● PROVIDED ENTRIES

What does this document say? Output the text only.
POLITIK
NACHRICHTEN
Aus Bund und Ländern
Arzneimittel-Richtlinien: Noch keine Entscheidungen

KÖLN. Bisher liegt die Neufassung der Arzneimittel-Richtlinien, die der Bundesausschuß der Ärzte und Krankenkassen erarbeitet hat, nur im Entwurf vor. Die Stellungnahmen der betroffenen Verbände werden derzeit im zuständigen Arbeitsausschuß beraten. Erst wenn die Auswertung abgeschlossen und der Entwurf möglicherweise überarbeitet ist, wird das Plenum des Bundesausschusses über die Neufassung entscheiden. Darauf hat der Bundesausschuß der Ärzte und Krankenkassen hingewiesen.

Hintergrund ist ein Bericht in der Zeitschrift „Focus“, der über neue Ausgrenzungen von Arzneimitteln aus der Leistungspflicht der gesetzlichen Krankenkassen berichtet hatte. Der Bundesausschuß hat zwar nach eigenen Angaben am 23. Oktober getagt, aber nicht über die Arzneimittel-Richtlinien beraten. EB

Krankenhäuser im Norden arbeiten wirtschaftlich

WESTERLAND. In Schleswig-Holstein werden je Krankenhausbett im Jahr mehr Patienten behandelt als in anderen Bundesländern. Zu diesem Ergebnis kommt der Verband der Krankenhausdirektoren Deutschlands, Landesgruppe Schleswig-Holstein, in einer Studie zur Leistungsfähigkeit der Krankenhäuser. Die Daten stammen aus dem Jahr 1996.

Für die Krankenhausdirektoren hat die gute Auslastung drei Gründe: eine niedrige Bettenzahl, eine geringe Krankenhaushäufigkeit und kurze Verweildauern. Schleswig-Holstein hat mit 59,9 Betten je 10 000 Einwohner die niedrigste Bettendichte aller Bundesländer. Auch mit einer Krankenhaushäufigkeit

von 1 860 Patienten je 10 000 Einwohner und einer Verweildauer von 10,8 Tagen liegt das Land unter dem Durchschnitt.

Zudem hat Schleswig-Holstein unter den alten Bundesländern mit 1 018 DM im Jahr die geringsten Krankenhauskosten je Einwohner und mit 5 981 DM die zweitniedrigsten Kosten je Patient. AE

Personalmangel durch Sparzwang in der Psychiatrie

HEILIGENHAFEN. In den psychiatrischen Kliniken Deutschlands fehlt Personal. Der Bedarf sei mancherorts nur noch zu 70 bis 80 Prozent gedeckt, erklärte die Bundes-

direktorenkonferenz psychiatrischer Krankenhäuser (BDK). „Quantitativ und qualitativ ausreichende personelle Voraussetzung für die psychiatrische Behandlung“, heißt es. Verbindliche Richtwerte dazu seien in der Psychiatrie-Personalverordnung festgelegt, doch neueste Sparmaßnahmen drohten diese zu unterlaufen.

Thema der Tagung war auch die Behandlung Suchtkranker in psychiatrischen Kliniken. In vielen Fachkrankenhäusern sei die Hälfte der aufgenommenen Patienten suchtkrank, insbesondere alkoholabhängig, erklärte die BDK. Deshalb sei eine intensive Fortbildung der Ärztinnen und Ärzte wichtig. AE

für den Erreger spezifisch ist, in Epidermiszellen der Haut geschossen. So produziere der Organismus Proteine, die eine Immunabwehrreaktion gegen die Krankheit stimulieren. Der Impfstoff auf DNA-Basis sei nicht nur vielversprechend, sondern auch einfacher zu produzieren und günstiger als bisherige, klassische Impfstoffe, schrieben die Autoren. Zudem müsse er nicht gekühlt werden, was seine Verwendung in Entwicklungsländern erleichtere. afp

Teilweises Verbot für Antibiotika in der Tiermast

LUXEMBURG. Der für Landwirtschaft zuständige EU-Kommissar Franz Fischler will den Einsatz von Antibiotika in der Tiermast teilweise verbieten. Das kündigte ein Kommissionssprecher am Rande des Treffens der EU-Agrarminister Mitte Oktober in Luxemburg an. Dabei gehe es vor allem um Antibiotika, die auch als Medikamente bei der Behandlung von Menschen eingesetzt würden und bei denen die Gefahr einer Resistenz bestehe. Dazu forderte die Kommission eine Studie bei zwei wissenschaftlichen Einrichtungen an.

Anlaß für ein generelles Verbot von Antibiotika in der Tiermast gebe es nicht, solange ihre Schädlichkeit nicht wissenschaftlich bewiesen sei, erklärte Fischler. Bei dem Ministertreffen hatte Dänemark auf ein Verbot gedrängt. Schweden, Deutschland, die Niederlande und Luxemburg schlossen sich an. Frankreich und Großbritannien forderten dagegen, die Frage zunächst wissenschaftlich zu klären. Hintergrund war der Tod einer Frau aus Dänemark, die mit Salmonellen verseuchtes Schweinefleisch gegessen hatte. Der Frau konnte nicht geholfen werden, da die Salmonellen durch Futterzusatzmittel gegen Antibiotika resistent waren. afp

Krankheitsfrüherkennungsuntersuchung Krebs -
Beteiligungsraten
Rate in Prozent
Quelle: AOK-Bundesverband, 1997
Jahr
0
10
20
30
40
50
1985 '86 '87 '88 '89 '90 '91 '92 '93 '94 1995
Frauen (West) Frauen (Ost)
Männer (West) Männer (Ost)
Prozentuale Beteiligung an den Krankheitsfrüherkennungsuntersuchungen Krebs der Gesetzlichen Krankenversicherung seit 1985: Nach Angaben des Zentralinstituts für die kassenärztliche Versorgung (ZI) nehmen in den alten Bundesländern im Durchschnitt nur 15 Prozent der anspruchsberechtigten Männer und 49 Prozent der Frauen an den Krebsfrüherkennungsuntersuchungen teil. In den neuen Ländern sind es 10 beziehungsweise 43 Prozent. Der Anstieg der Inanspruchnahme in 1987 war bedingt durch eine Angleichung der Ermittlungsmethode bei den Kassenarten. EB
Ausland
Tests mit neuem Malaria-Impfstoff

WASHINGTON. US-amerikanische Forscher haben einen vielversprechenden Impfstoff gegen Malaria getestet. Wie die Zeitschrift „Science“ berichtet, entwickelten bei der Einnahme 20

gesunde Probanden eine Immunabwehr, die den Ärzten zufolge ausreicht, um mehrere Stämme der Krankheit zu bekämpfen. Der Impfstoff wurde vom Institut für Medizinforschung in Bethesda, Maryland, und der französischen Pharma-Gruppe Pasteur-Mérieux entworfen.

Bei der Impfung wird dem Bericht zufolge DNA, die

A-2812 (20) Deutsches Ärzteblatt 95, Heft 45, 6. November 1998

● WHAT THE EXERCISE ASKS
Work out how many lines of the data hold the string "zufolge". Reply with that number alone.

● RESPONSE TO THIS TASK
2